┏━━

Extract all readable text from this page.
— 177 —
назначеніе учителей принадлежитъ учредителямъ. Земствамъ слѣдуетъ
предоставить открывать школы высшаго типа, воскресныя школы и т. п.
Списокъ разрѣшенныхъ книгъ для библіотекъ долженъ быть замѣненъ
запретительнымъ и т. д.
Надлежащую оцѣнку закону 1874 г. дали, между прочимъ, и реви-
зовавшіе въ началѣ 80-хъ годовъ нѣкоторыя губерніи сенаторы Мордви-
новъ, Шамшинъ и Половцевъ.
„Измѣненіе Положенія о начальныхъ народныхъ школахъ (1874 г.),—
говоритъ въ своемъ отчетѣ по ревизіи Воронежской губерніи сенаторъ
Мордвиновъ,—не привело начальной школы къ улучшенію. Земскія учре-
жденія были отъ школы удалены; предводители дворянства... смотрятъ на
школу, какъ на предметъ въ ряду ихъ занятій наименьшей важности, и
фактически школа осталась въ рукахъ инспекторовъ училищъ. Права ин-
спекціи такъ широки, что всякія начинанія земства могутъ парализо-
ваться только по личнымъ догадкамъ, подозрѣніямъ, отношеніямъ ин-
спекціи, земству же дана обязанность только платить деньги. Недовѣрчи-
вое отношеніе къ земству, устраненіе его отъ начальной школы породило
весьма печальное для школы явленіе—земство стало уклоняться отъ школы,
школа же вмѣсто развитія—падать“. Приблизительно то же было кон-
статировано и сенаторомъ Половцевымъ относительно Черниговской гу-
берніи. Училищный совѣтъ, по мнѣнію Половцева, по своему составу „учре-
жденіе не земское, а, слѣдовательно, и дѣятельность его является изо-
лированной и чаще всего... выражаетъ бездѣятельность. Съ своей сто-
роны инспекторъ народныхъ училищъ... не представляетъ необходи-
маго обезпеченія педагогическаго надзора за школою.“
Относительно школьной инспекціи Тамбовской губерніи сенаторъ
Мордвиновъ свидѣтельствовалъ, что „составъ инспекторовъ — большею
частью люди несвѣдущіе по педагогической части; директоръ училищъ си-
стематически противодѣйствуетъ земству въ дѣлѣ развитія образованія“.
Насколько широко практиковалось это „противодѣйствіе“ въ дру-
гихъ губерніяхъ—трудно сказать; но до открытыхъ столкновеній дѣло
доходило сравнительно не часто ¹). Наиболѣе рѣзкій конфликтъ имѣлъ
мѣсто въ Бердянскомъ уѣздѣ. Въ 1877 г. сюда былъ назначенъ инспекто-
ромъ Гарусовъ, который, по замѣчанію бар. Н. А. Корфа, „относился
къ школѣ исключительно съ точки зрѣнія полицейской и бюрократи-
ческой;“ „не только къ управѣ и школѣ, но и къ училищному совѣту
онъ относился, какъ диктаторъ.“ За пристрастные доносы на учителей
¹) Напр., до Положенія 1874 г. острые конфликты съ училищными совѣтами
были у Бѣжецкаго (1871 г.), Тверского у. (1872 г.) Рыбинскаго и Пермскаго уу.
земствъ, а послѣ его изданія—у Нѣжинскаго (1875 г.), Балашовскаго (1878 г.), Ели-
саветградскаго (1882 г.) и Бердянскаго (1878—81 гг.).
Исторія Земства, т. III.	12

┗━━

> **WHAT THE TASK ASKS**:
Return only the number of lines in the data above that include the word "сенаторъ".

> **RESULT OF THIS EXERCISE**:
2